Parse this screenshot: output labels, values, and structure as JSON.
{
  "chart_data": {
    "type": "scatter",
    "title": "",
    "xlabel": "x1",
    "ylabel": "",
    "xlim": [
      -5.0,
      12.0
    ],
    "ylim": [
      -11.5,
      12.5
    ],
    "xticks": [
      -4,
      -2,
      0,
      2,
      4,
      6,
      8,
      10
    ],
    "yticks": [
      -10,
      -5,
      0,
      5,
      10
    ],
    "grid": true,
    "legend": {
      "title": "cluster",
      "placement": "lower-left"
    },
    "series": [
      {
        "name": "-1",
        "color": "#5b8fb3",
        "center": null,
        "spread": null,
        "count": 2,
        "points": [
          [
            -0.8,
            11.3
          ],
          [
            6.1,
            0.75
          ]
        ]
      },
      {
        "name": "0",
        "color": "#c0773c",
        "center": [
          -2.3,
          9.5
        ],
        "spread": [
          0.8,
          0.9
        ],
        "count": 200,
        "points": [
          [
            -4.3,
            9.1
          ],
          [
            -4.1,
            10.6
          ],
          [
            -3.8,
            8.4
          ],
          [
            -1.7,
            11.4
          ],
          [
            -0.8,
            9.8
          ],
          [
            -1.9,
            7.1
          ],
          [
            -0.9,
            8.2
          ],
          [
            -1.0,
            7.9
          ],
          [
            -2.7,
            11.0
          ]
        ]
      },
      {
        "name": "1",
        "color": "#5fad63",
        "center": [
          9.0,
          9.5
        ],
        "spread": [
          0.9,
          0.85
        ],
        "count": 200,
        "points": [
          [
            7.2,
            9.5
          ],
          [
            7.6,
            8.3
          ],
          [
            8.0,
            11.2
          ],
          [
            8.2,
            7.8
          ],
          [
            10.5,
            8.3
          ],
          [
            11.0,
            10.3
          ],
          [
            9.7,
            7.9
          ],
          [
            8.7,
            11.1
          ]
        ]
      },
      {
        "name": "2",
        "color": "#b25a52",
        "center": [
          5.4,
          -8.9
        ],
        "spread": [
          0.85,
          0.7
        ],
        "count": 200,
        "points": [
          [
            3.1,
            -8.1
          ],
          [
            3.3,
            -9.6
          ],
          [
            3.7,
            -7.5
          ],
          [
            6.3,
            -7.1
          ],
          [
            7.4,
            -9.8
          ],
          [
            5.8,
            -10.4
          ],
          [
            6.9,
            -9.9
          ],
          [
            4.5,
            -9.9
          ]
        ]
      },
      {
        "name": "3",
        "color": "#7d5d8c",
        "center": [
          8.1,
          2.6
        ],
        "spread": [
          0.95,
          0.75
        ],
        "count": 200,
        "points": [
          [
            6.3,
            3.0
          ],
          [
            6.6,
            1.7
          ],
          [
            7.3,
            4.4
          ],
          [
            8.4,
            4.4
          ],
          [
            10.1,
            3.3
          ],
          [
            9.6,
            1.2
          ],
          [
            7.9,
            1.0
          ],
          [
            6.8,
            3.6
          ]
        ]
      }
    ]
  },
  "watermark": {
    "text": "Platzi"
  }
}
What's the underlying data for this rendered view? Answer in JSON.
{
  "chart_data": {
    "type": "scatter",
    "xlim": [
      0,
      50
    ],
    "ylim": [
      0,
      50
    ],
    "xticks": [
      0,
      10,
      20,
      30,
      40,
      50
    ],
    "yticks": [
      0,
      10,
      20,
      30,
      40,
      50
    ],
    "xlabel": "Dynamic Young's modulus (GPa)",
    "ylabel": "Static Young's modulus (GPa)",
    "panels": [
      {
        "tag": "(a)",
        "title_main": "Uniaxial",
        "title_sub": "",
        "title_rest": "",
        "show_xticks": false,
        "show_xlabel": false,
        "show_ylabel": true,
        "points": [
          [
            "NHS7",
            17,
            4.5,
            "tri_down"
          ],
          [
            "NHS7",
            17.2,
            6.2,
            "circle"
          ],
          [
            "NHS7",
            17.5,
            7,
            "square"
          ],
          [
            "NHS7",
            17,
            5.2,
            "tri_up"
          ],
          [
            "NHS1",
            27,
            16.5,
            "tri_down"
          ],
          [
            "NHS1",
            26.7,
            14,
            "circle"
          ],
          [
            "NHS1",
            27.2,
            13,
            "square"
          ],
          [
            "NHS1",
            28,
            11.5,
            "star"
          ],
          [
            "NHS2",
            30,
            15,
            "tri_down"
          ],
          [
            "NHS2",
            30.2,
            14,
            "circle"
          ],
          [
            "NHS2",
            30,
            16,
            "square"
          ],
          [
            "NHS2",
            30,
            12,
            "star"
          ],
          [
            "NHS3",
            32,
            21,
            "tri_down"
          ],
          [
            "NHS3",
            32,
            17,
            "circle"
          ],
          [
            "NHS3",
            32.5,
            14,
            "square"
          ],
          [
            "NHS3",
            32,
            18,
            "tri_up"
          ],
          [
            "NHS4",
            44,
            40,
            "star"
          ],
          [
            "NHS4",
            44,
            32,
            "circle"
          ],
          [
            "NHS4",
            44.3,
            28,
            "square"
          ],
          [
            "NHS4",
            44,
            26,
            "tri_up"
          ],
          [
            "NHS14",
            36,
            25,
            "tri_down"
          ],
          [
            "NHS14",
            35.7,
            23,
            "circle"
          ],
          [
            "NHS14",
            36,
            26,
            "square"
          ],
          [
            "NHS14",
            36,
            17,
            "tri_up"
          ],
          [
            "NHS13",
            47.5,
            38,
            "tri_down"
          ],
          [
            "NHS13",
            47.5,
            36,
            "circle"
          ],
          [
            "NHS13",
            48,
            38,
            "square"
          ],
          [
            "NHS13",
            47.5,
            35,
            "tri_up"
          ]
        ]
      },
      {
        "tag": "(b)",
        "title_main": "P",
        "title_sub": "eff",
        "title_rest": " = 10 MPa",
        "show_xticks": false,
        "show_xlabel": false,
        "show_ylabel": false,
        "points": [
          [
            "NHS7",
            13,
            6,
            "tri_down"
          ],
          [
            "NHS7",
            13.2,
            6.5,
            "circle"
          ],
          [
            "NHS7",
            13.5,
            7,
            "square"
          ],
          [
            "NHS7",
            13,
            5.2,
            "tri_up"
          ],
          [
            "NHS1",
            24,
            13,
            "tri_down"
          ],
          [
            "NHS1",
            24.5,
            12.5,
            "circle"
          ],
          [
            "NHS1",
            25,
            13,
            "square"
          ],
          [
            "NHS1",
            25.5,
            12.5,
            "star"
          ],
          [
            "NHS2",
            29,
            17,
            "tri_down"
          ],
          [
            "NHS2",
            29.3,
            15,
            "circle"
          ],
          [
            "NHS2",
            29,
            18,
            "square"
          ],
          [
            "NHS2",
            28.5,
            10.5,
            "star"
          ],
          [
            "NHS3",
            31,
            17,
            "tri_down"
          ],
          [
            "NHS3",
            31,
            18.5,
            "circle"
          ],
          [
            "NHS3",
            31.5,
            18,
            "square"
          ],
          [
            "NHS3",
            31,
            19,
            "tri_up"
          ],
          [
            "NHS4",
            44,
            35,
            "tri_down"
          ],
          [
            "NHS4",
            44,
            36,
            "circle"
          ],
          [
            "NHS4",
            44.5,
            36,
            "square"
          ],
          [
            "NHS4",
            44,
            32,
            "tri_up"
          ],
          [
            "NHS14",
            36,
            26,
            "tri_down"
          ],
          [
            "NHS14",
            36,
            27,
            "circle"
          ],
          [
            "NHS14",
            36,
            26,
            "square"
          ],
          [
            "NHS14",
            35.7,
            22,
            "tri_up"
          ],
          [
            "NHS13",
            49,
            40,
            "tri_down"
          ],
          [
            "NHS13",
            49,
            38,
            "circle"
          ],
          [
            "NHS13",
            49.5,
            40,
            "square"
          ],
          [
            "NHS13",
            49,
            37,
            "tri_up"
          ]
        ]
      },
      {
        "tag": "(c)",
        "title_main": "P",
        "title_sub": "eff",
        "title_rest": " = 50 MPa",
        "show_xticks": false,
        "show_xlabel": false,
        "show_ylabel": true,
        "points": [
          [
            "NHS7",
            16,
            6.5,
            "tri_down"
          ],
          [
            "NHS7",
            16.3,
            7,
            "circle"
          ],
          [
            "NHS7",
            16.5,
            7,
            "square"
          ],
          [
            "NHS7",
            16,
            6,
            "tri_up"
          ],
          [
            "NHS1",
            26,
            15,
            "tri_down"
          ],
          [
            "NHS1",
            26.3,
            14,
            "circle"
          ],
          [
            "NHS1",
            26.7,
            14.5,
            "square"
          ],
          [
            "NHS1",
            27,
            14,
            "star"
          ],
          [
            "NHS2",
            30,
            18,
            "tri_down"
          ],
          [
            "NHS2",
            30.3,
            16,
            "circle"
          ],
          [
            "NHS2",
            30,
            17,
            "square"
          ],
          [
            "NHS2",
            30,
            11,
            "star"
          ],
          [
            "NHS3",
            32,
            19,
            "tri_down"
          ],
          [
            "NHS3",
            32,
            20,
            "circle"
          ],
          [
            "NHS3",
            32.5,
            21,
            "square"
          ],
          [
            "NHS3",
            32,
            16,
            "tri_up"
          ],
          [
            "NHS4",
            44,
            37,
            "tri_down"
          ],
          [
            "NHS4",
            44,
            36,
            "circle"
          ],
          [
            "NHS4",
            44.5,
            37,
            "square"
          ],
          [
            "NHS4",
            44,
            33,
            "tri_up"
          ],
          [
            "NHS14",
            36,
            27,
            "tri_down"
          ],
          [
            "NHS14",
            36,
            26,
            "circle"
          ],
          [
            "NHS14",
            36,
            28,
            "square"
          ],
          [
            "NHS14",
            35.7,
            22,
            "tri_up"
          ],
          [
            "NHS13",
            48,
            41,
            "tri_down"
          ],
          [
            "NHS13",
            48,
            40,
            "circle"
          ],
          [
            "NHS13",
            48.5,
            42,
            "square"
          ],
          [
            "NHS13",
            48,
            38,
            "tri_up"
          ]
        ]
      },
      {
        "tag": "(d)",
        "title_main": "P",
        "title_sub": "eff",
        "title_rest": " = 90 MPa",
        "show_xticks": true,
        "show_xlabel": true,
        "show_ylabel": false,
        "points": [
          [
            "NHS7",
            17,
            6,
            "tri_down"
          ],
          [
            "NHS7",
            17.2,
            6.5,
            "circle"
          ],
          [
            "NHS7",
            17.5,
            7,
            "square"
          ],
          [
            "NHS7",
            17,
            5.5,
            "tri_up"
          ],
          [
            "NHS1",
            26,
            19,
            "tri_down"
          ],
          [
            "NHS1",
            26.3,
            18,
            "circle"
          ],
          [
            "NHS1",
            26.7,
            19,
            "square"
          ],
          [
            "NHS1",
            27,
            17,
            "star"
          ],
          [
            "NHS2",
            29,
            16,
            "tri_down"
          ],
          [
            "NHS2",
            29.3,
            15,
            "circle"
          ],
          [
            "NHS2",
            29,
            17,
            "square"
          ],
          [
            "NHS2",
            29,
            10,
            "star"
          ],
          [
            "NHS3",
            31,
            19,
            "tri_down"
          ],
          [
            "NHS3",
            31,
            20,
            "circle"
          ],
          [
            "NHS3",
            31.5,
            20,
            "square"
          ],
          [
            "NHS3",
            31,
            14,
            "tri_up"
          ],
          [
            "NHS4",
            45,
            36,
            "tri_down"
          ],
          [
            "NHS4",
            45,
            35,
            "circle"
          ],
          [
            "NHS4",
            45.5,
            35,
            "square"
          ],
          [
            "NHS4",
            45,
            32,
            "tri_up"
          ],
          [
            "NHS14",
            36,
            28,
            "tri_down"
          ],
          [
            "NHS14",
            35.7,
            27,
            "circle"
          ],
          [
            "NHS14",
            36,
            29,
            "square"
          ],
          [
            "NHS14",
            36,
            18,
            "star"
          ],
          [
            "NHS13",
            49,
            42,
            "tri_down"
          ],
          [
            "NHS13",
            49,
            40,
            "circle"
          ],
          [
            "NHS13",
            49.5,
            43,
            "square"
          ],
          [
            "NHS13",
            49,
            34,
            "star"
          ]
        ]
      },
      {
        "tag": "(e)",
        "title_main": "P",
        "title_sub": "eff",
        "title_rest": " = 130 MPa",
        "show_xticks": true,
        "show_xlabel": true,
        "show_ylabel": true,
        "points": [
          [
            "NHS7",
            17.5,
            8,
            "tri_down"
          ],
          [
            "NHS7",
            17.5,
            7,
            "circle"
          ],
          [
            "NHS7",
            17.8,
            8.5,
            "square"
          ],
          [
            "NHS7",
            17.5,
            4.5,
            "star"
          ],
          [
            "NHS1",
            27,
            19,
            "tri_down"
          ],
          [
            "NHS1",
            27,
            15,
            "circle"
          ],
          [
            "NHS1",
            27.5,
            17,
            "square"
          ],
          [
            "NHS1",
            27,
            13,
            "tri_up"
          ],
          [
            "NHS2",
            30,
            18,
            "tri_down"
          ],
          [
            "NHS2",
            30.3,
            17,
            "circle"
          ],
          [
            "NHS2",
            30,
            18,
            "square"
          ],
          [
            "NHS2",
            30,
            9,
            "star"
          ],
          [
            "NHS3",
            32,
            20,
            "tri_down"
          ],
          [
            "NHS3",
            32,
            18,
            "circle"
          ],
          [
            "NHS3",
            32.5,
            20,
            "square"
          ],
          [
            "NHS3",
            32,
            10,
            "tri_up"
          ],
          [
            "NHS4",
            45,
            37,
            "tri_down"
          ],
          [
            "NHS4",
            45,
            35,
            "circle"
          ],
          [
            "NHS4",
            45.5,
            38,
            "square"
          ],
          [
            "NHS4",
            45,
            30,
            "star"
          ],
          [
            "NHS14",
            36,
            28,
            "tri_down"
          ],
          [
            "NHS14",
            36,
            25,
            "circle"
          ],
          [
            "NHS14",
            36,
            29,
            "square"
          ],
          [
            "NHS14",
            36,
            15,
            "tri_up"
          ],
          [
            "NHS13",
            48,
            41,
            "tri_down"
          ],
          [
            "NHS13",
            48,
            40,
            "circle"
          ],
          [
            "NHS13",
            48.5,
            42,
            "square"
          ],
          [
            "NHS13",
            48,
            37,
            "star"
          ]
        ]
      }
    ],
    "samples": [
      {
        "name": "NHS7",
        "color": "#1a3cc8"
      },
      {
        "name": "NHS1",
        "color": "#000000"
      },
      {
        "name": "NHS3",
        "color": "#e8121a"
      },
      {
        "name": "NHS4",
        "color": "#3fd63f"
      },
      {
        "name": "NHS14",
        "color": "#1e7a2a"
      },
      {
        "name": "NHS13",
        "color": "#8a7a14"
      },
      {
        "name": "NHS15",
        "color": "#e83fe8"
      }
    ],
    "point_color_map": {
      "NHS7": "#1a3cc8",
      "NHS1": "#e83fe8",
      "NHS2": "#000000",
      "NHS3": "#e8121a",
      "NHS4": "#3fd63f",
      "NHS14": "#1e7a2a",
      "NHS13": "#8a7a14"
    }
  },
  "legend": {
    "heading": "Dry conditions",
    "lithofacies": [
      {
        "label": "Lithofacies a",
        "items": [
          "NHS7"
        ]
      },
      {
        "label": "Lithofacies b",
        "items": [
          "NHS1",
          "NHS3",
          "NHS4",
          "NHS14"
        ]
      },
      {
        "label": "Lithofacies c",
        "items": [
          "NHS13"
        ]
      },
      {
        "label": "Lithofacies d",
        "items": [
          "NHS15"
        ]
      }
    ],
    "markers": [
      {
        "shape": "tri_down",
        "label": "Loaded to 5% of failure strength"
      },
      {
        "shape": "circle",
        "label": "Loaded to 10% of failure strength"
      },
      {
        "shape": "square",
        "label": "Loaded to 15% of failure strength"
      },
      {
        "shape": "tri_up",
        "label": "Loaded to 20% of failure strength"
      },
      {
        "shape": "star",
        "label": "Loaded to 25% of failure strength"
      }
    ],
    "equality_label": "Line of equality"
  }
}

+++++

Reproduce every line of the listing above in which the string "shape" appears.

        "shape": "tri_down",
        "shape": "circle",
        "shape": "square",
        "shape": "tri_up",
        "shape": "star",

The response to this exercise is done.